══ SOURCE MATERIAL ══

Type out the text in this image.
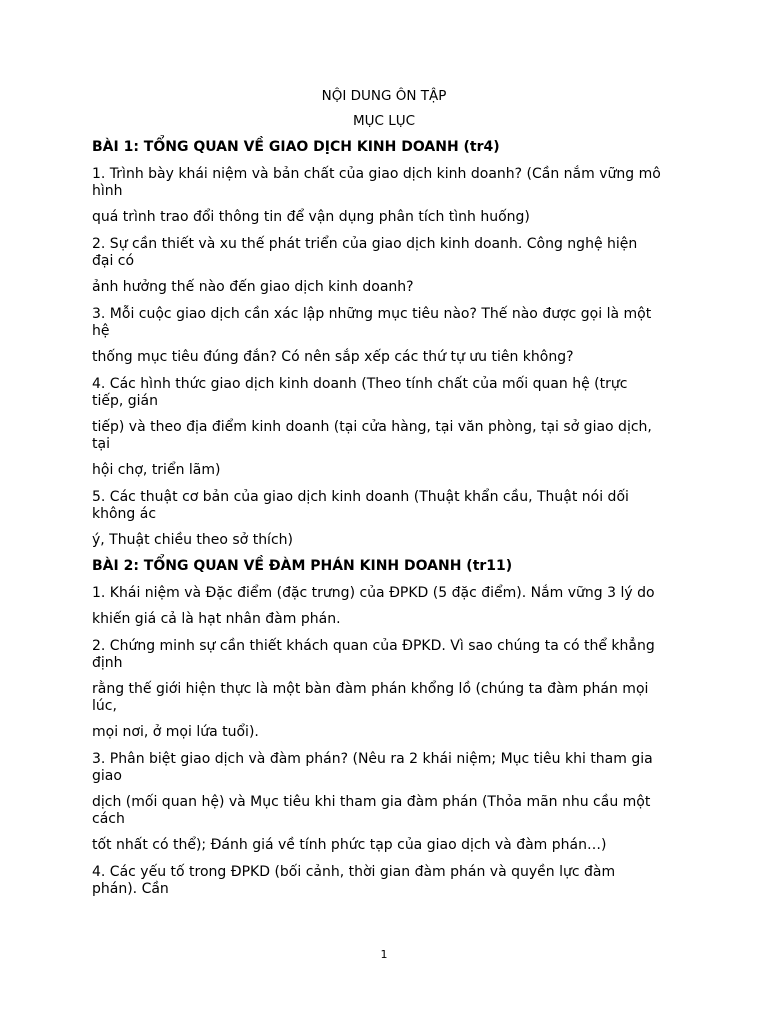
NỘI DUNG ÔN TẬP
MỤC LỤC
BÀI 1: TỔNG QUAN VỀ GIAO DỊCH KINH DOANH (tr4)
1. Trình bày khái niệm và bản chất của giao dịch kinh doanh? (Cần nắm vững mô
hình
quá trình trao đổi thông tin để vận dụng phân tích tình huống)
2. Sự cần thiết và xu thế phát triển của giao dịch kinh doanh. Công nghệ hiện
đại có
ảnh hưởng thế nào đến giao dịch kinh doanh?
3. Mỗi cuộc giao dịch cần xác lập những mục tiêu nào? Thế nào được gọi là một
hệ
thống mục tiêu đúng đắn? Có nên sắp xếp các thứ tự ưu tiên không?
4. Các hình thức giao dịch kinh doanh (Theo tính chất của mối quan hệ (trực
tiếp, gián
tiếp) và theo địa điểm kinh doanh (tại cửa hàng, tại văn phòng, tại sở giao dịch,
tại
hội chợ, triển lãm)
5. Các thuật cơ bản của giao dịch kinh doanh (Thuật khẩn cầu, Thuật nói dối
không ác
ý, Thuật chiều theo sở thích)
BÀI 2: TỔNG QUAN VỀ ĐÀM PHÁN KINH DOANH (tr11)
1. Khái niệm và Đặc điểm (đặc trưng) của ĐPKD (5 đặc điểm). Nắm vững 3 lý do
khiến giá cả là hạt nhân đàm phán.
2. Chứng minh sự cần thiết khách quan của ĐPKD. Vì sao chúng ta có thể khẳng
định
rằng thế giới hiện thực là một bàn đàm phán khổng lồ (chúng ta đàm phán mọi
lúc,
mọi nơi, ở mọi lứa tuổi).
3. Phân biệt giao dịch và đàm phán? (Nêu ra 2 khái niệm; Mục tiêu khi tham gia
giao
dịch (mối quan hệ) và Mục tiêu khi tham gia đàm phán (Thỏa mãn nhu cầu một
cách
tốt nhất có thể); Đánh giá về tính phức tạp của giao dịch và đàm phán…)
4. Các yếu tố trong ĐPKD (bối cảnh, thời gian đàm phán và quyền lực đàm
phán). Cần
1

═══

_DIRECTIONS_. Leave the pictures out and print the records above exactly as they stand.

_FINISHED TASK_.
Type out the text in this image.
NỘI DUNG ÔN TẬP
MỤC LỤC
BÀI 1: TỔNG QUAN VỀ GIAO DỊCH KINH DOANH (tr4)
1. Trình bày khái niệm và bản chất của giao dịch kinh doanh? (Cần nắm vững mô
hình
quá trình trao đổi thông tin để vận dụng phân tích tình huống)
2. Sự cần thiết và xu thế phát triển của giao dịch kinh doanh. Công nghệ hiện
đại có
ảnh hưởng thế nào đến giao dịch kinh doanh?
3. Mỗi cuộc giao dịch cần xác lập những mục tiêu nào? Thế nào được gọi là một
hệ
thống mục tiêu đúng đắn? Có nên sắp xếp các thứ tự ưu tiên không?
4. Các hình thức giao dịch kinh doanh (Theo tính chất của mối quan hệ (trực
tiếp, gián
tiếp) và theo địa điểm kinh doanh (tại cửa hàng, tại văn phòng, tại sở giao dịch,
tại
hội chợ, triển lãm)
5. Các thuật cơ bản của giao dịch kinh doanh (Thuật khẩn cầu, Thuật nói dối
không ác
ý, Thuật chiều theo sở thích)
BÀI 2: TỔNG QUAN VỀ ĐÀM PHÁN KINH DOANH (tr11)
1. Khái niệm và Đặc điểm (đặc trưng) của ĐPKD (5 đặc điểm). Nắm vững 3 lý do
khiến giá cả là hạt nhân đàm phán.
2. Chứng minh sự cần thiết khách quan của ĐPKD. Vì sao chúng ta có thể khẳng
định
rằng thế giới hiện thực là một bàn đàm phán khổng lồ (chúng ta đàm phán mọi
lúc,
mọi nơi, ở mọi lứa tuổi).
3. Phân biệt giao dịch và đàm phán? (Nêu ra 2 khái niệm; Mục tiêu khi tham gia
giao
dịch (mối quan hệ) và Mục tiêu khi tham gia đàm phán (Thỏa mãn nhu cầu một
cách
tốt nhất có thể); Đánh giá về tính phức tạp của giao dịch và đàm phán…)
4. Các yếu tố trong ĐPKD (bối cảnh, thời gian đàm phán và quyền lực đàm
phán). Cần
1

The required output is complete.